** start of DATA SHOWN **
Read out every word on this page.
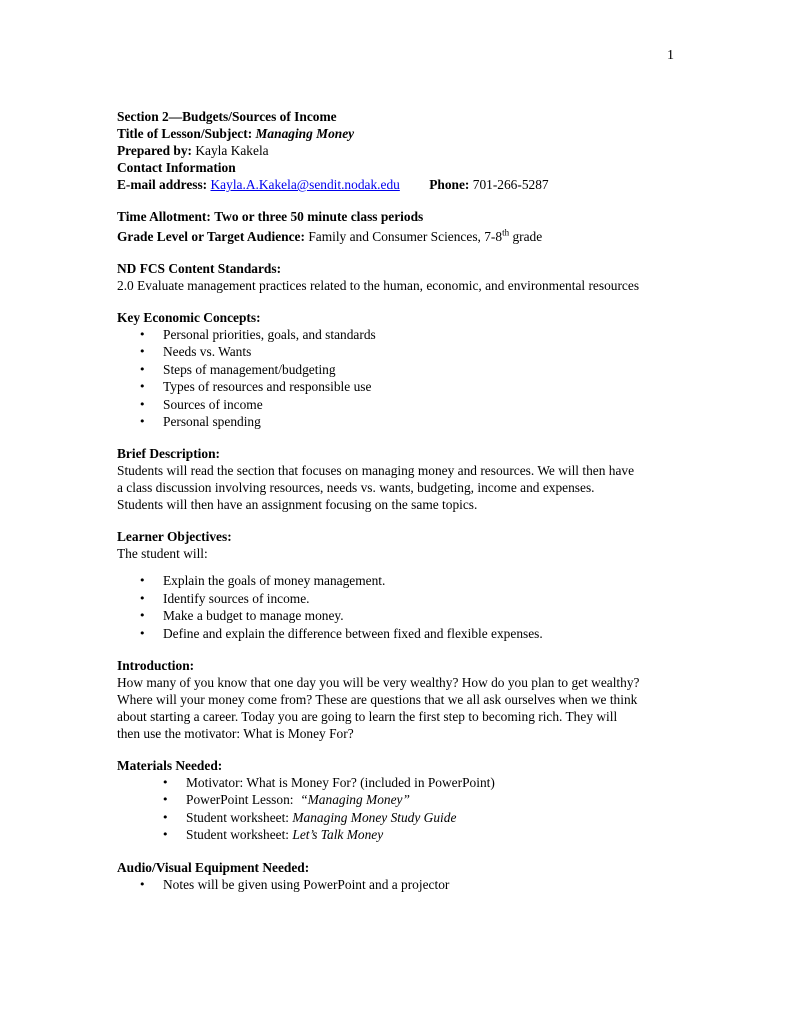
1

Section 2—Budgets/Sources of Income

Title of Lesson/Subject: Managing Money

Prepared by: Kayla Kakela

Contact Information

E-mail address: Kayla.A.Kakela@sendit.nodak.edu Phone: 701-266-5287

Time Allotment: Two or three 50 minute class periods

Grade Level or Target Audience: Family and Consumer Sciences, 7-8th grade

ND FCS Content Standards:

2.0 Evaluate management practices related to the human, economic, and environmental resources

Key Economic Concepts:

• Personal priorities, goals, and standards
• Needs vs. Wants
• Steps of management/budgeting
• Types of resources and responsible use
• Sources of income
• Personal spending

Brief Description:

Students will read the section that focuses on managing money and resources. We will then have

a class discussion involving resources, needs vs. wants, budgeting, income and expenses.

Students will then have an assignment focusing on the same topics.

Learner Objectives:

The student will:

• Explain the goals of money management.
• Identify sources of income.
• Make a budget to manage money.
• Define and explain the difference between fixed and flexible expenses.

Introduction:

How many of you know that one day you will be very wealthy? How do you plan to get wealthy?

Where will your money come from? These are questions that we all ask ourselves when we think

about starting a career. Today you are going to learn the first step to becoming rich. They will

then use the motivator: What is Money For?

Materials Needed:

• Motivator: What is Money For? (included in PowerPoint)
• PowerPoint Lesson: “Managing Money”
• Student worksheet: Managing Money Study Guide
• Student worksheet: Let’s Talk Money

Audio/Visual Equipment Needed:

• Notes will be given using PowerPoint and a projector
** end of DATA SHOWN **
TASK INSTRUCTIONS
Transcribe the whole listing exactly. Pictures stay out of your copy.

OUTPUT OF THE TASK
Read out every word on this page.
1

Section 2—Budgets/Sources of Income

Title of Lesson/Subject: Managing Money

Prepared by: Kayla Kakela

Contact Information

E-mail address: Kayla.A.Kakela@sendit.nodak.edu Phone: 701-266-5287

Time Allotment: Two or three 50 minute class periods

Grade Level or Target Audience: Family and Consumer Sciences, 7-8th grade

ND FCS Content Standards:

2.0 Evaluate management practices related to the human, economic, and environmental resources

Key Economic Concepts:

• Personal priorities, goals, and standards
• Needs vs. Wants
• Steps of management/budgeting
• Types of resources and responsible use
• Sources of income
• Personal spending

Brief Description:

Students will read the section that focuses on managing money and resources. We will then have

a class discussion involving resources, needs vs. wants, budgeting, income and expenses.

Students will then have an assignment focusing on the same topics.

Learner Objectives:

The student will:

• Explain the goals of money management.
• Identify sources of income.
• Make a budget to manage money.
• Define and explain the difference between fixed and flexible expenses.

Introduction:

How many of you know that one day you will be very wealthy? How do you plan to get wealthy?

Where will your money come from? These are questions that we all ask ourselves when we think

about starting a career. Today you are going to learn the first step to becoming rich. They will

then use the motivator: What is Money For?

Materials Needed:

• Motivator: What is Money For? (included in PowerPoint)
• PowerPoint Lesson: “Managing Money”
• Student worksheet: Managing Money Study Guide
• Student worksheet: Let’s Talk Money

Audio/Visual Equipment Needed:

• Notes will be given using PowerPoint and a projector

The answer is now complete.